---------- EXTRACTED RECORDS ----------

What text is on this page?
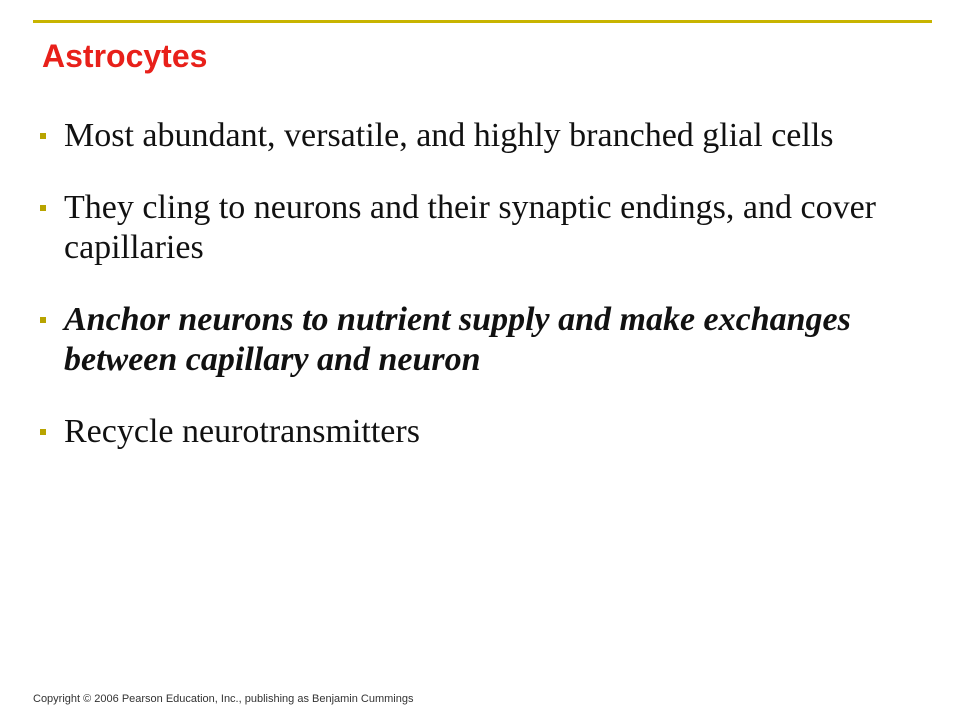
Astrocytes
Most abundant, versatile, and highly branched glial cells
They cling to neurons and their synaptic endings, and cover capillaries
Anchor neurons to nutrient supply and make exchanges between capillary and neuron
Recycle neurotransmitters
Copyright © 2006 Pearson Education, Inc., publishing as Benjamin Cummings
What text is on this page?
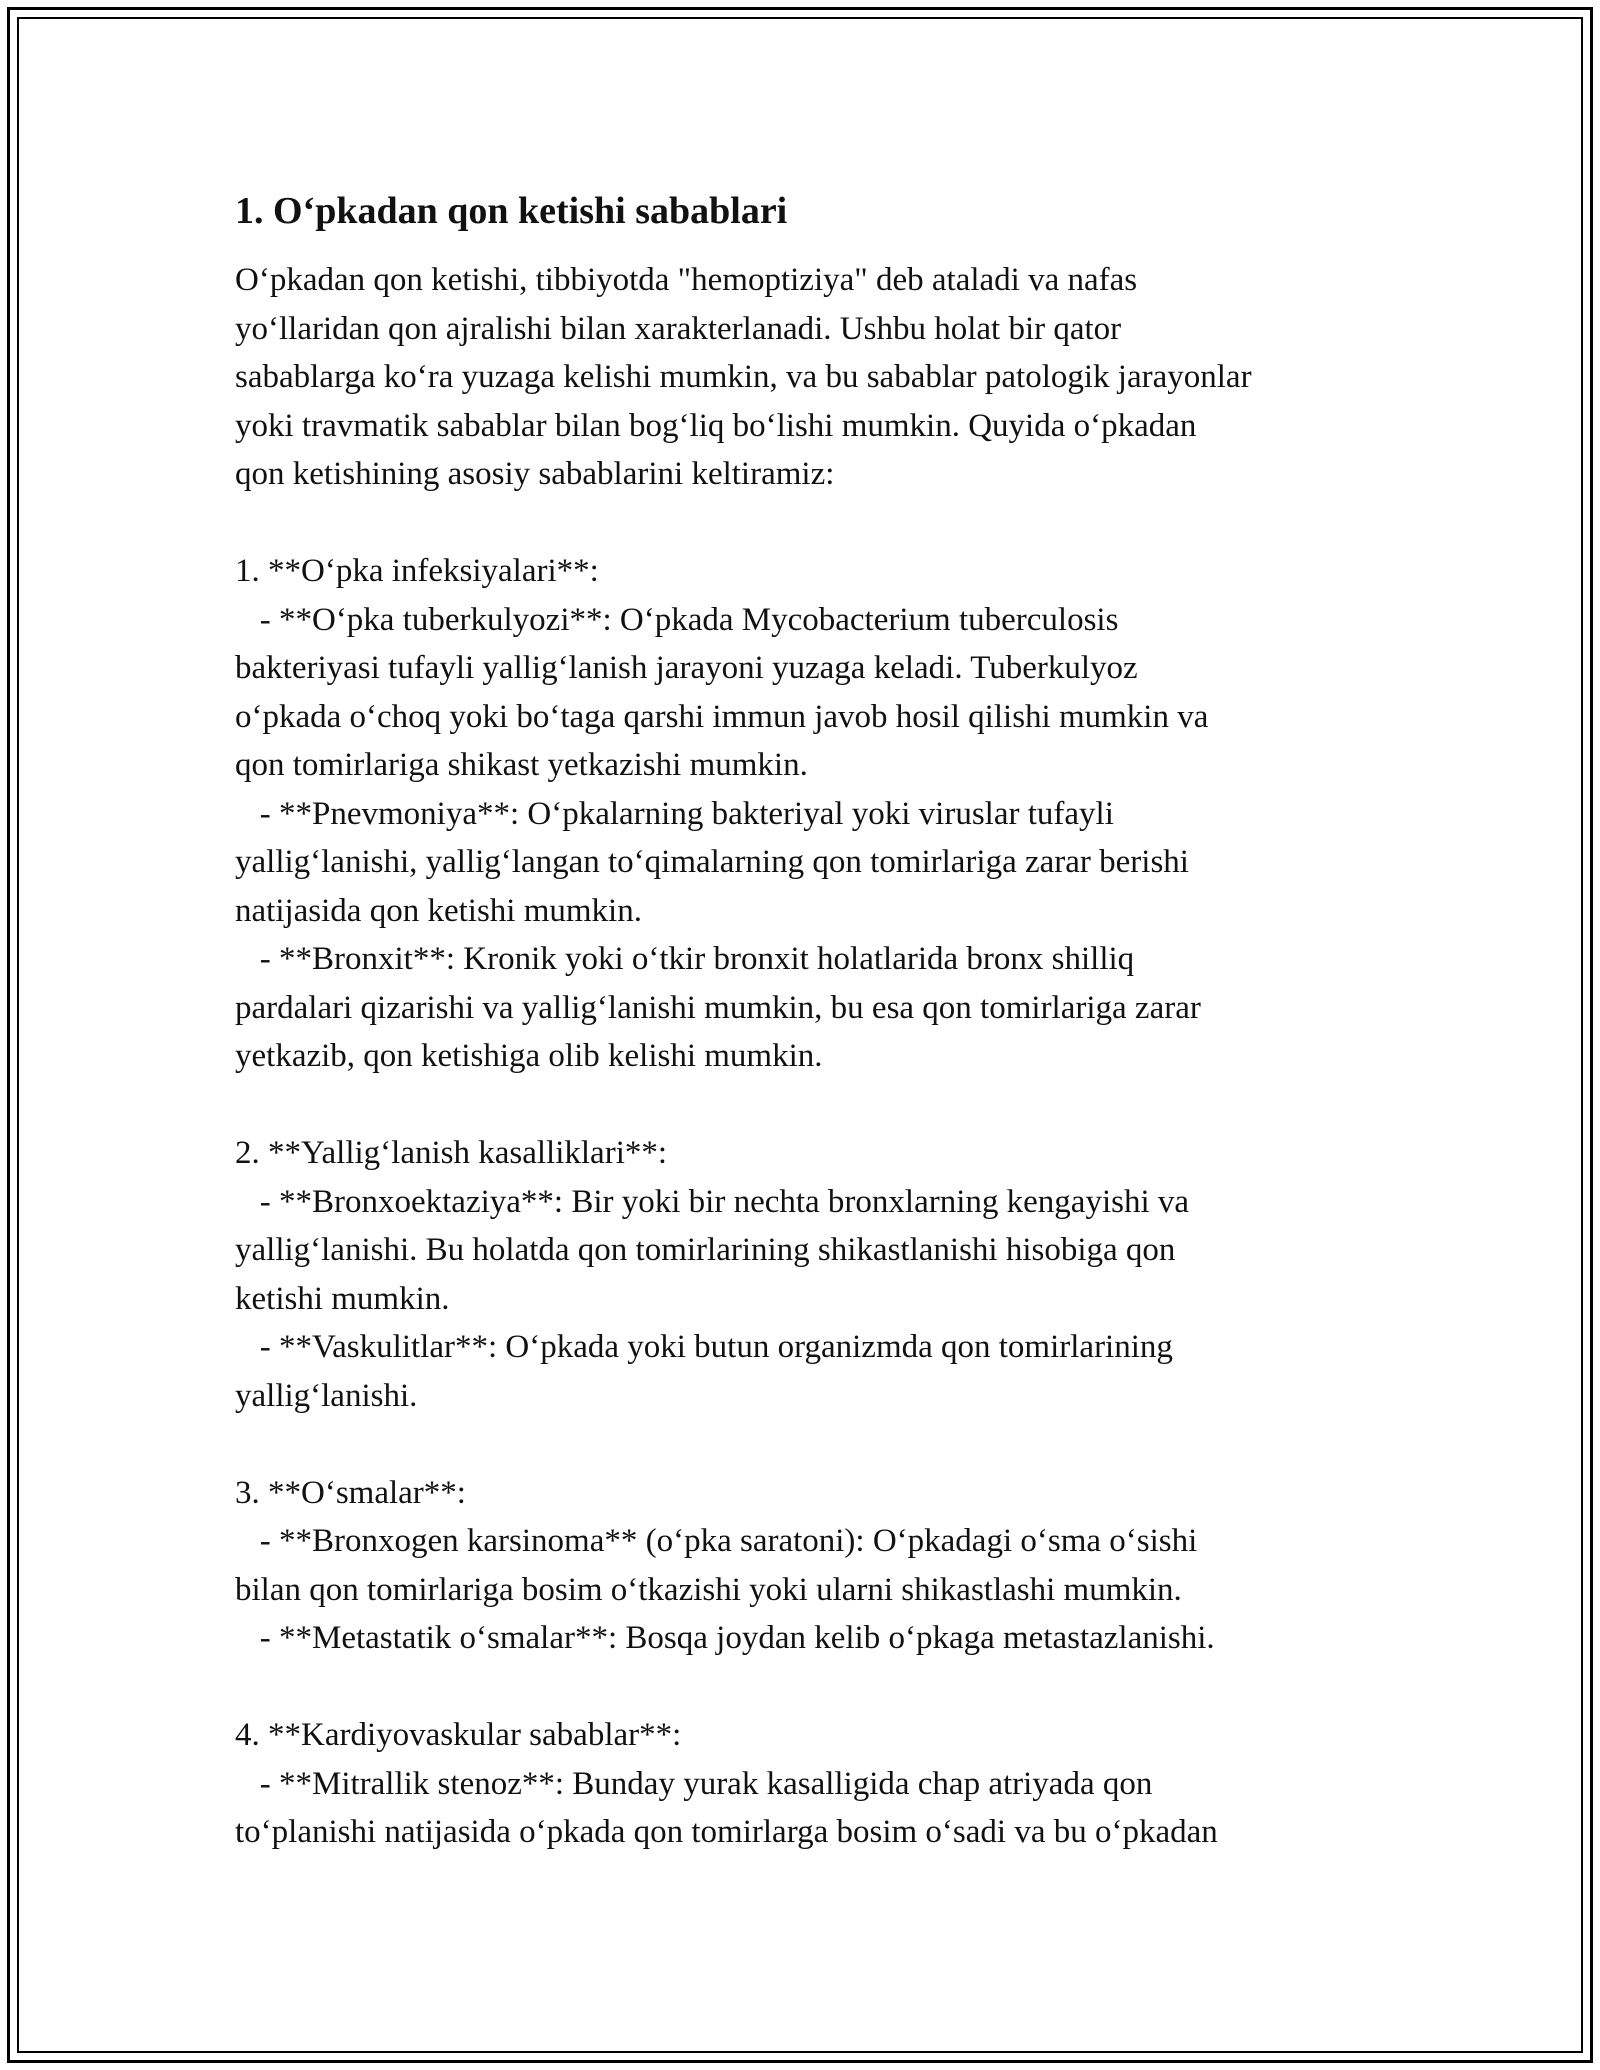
1. O‘pkadan qon ketishi sabablari
O‘pkadan qon ketishi, tibbiyotda "hemoptiziya" deb ataladi va nafas
yo‘llaridan qon ajralishi bilan xarakterlanadi. Ushbu holat bir qator
sabablarga ko‘ra yuzaga kelishi mumkin, va bu sabablar patologik jarayonlar
yoki travmatik sabablar bilan bog‘liq bo‘lishi mumkin. Quyida o‘pkadan
qon ketishining asosiy sabablarini keltiramiz:
1. **O‘pka infeksiyalari**:
- **O‘pka tuberkulyozi**: O‘pkada Mycobacterium tuberculosis
bakteriyasi tufayli yallig‘lanish jarayoni yuzaga keladi. Tuberkulyoz
o‘pkada o‘choq yoki bo‘taga qarshi immun javob hosil qilishi mumkin va
qon tomirlariga shikast yetkazishi mumkin.
- **Pnevmoniya**: O‘pkalarning bakteriyal yoki viruslar tufayli
yallig‘lanishi, yallig‘langan to‘qimalarning qon tomirlariga zarar berishi
natijasida qon ketishi mumkin.
- **Bronxit**: Kronik yoki o‘tkir bronxit holatlarida bronx shilliq
pardalari qizarishi va yallig‘lanishi mumkin, bu esa qon tomirlariga zarar
yetkazib, qon ketishiga olib kelishi mumkin.
2. **Yallig‘lanish kasalliklari**:
- **Bronxoektaziya**: Bir yoki bir nechta bronxlarning kengayishi va
yallig‘lanishi. Bu holatda qon tomirlarining shikastlanishi hisobiga qon
ketishi mumkin.
- **Vaskulitlar**: O‘pkada yoki butun organizmda qon tomirlarining
yallig‘lanishi.
3. **O‘smalar**:
- **Bronxogen karsinoma** (o‘pka saratoni): O‘pkadagi o‘sma o‘sishi
bilan qon tomirlariga bosim o‘tkazishi yoki ularni shikastlashi mumkin.
- **Metastatik o‘smalar**: Bosqa joydan kelib o‘pkaga metastazlanishi.
4. **Kardiyovaskular sabablar**:
- **Mitrallik stenoz**: Bunday yurak kasalligida chap atriyada qon
to‘planishi natijasida o‘pkada qon tomirlarga bosim o‘sadi va bu o‘pkadan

----------

> **EXERCISE GOAL**
Repeat the preceding records precisely, and leave every picture out of the copy.

> **EXPECTED ANSWER**
What text is on this page?
Astrocytes
Most abundant, versatile, and highly branched glial cells
They cling to neurons and their synaptic endings, and cover capillaries
Anchor neurons to nutrient supply and make exchanges between capillary and neuron
Recycle neurotransmitters
Copyright © 2006 Pearson Education, Inc., publishing as Benjamin Cummings
What text is on this page?
1. O‘pkadan qon ketishi sabablari
O‘pkadan qon ketishi, tibbiyotda "hemoptiziya" deb ataladi va nafas
yo‘llaridan qon ajralishi bilan xarakterlanadi. Ushbu holat bir qator
sabablarga ko‘ra yuzaga kelishi mumkin, va bu sabablar patologik jarayonlar
yoki travmatik sabablar bilan bog‘liq bo‘lishi mumkin. Quyida o‘pkadan
qon ketishining asosiy sabablarini keltiramiz:
1. **O‘pka infeksiyalari**:
- **O‘pka tuberkulyozi**: O‘pkada Mycobacterium tuberculosis
bakteriyasi tufayli yallig‘lanish jarayoni yuzaga keladi. Tuberkulyoz
o‘pkada o‘choq yoki bo‘taga qarshi immun javob hosil qilishi mumkin va
qon tomirlariga shikast yetkazishi mumkin.
- **Pnevmoniya**: O‘pkalarning bakteriyal yoki viruslar tufayli
yallig‘lanishi, yallig‘langan to‘qimalarning qon tomirlariga zarar berishi
natijasida qon ketishi mumkin.
- **Bronxit**: Kronik yoki o‘tkir bronxit holatlarida bronx shilliq
pardalari qizarishi va yallig‘lanishi mumkin, bu esa qon tomirlariga zarar
yetkazib, qon ketishiga olib kelishi mumkin.
2. **Yallig‘lanish kasalliklari**:
- **Bronxoektaziya**: Bir yoki bir nechta bronxlarning kengayishi va
yallig‘lanishi. Bu holatda qon tomirlarining shikastlanishi hisobiga qon
ketishi mumkin.
- **Vaskulitlar**: O‘pkada yoki butun organizmda qon tomirlarining
yallig‘lanishi.
3. **O‘smalar**:
- **Bronxogen karsinoma** (o‘pka saratoni): O‘pkadagi o‘sma o‘sishi
bilan qon tomirlariga bosim o‘tkazishi yoki ularni shikastlashi mumkin.
- **Metastatik o‘smalar**: Bosqa joydan kelib o‘pkaga metastazlanishi.
4. **Kardiyovaskular sabablar**:
- **Mitrallik stenoz**: Bunday yurak kasalligida chap atriyada qon
to‘planishi natijasida o‘pkada qon tomirlarga bosim o‘sadi va bu o‘pkadan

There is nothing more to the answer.